* **READING PASSAGE**:
=== Begin Enclosure ===

The use of autopsied brain tissues with associated clinical data (age, sex, MS phenotype, EDSS, duration of disease) was approved by the University of Alberta Human Research Ethics Board (Biomedical, Protocol number 2291). Written informed consents were signed before or at the collection time. The protocols for obtaining post-mortem brain samples were performed in accordance with the Canadian Association of Pathologists policy statement and guidelines for the ethical use of human tissue in research and all federal and institutional guidelines with special respect for the confidentiality of the donor’s identity. All frozen tissues were stored at −80 °C at the time of autopsy. Brain tissues were obtained from MS patients including relapsing-remitting (RR-MS) and progressive (primary and secondary) (P-MS) or disease controls (nonMS) (Table 1)35,36,37.

=== End Enclosure ===

* **SOURCE DATA**:

=== Begin Enclosure ===

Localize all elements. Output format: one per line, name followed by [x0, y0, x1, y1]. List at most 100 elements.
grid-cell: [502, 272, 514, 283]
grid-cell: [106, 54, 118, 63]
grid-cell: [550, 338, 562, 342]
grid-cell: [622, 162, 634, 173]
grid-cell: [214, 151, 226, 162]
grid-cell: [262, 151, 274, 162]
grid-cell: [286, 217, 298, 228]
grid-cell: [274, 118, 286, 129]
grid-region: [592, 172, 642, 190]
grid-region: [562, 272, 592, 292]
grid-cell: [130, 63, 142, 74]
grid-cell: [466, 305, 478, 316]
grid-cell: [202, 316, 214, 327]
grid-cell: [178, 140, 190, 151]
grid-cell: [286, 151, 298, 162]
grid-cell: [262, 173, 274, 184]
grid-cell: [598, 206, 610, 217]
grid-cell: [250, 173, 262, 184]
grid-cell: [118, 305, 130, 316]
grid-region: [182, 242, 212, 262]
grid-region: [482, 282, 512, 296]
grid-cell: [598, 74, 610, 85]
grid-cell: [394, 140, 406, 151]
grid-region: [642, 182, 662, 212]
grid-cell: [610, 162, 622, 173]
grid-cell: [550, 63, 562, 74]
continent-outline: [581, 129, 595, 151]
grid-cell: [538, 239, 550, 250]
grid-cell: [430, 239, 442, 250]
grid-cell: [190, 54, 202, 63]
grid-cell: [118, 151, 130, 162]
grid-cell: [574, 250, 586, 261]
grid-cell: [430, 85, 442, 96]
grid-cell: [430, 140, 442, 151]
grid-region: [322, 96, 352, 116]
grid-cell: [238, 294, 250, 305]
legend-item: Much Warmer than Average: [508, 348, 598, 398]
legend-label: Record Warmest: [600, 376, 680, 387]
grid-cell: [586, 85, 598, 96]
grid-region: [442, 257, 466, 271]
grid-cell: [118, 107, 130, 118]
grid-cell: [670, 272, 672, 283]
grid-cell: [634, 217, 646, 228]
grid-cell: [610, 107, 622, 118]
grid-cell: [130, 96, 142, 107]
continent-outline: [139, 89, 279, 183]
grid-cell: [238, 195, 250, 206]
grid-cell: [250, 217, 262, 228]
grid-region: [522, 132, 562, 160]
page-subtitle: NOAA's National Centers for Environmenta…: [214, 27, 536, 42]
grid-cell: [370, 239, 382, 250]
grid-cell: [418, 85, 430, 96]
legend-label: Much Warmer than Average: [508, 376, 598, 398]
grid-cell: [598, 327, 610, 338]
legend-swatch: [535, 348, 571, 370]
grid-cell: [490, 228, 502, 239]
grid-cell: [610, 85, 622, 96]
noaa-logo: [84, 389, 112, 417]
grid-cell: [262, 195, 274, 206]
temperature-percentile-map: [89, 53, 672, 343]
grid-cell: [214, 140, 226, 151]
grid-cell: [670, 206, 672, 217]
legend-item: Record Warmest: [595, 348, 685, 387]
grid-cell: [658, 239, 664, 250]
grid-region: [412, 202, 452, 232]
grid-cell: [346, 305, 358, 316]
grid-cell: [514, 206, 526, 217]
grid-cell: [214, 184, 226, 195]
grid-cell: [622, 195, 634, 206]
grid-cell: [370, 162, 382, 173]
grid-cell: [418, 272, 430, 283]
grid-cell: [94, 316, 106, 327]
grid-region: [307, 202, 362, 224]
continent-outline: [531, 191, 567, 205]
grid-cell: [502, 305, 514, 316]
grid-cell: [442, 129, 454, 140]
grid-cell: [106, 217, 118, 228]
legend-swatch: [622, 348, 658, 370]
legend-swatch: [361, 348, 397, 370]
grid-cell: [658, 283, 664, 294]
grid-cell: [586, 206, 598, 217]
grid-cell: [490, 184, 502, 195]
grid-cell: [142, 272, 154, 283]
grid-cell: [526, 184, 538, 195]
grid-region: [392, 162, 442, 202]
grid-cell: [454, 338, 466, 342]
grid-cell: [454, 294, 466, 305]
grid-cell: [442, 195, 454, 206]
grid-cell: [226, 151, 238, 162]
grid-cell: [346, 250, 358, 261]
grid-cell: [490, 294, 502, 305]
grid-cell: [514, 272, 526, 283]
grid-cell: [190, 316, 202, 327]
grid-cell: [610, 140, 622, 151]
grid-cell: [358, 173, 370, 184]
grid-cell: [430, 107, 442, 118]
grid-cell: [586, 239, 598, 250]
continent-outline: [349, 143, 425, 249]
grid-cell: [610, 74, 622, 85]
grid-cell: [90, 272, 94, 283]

=== End Enclosure ===

* **TASK INSTRUCTIONS**:
(A) How would you condense the paragraph of the brain tissue passage that begins "The use of autopsied brain tissues" into a short list that keeps its main facts?
(B) Do these statements agree with the brain tissue passage? For each, answer yes or no and quote the deciding words. (i) The frozen tissues were kept at −20 °C. (ii) Written informed consent was given before or at the time of collection. (iii) The approval came from an ethics board at the University of Toronto.
(C) Reproduce word for word the part of the brain tissue passage starting at "The use of autopsied" and ending at "(nonMS) (Table 1)35,36,37.".

* **ANSWERS TO THE EXERCISES**:
(A)
- The University of Alberta Human Research Ethics Board (Biomedical, Protocol number 2291) approved the use of autopsied brain tissues and their clinical data: age, sex, MS phenotype, EDSS and disease duration.
- Written informed consent was signed before or at collection.
- Sampling followed the Canadian Association of Pathologists guidelines and all federal and institutional guidelines, with special respect for donor confidentiality.
- Frozen tissues were stored at −80 °C at the time of autopsy.
- Tissues came from relapsing-remitting MS patients, progressive (primary and secondary) MS patients, and non-MS disease controls.

(B)
(i) No: "All frozen tissues were stored at −80 °C at the time of autopsy."
(ii) Yes: "Written informed consents were signed before or at the collection time."
(iii) No: "approved by the University of Alberta Human Research Ethics Board"

(C)
The use of autopsied brain tissues with associated clinical data (age, sex, MS phenotype, EDSS, duration of disease) was approved by the University of Alberta Human Research Ethics Board (Biomedical, Protocol number 2291). Written informed consents were signed before or at the collection time. The protocols for obtaining post-mortem brain samples were performed in accordance with the Canadian Association of Pathologists policy statement and guidelines for the ethical use of human tissue in research and all federal and institutional guidelines with special respect for the confidentiality of the donor’s identity. All frozen tissues were stored at −80 °C at the time of autopsy. Brain tissues were obtained from MS patients including relapsing-remitting (RR-MS) and progressive (primary and secondary) (P-MS) or disease controls (nonMS) (Table 1)35,36,37.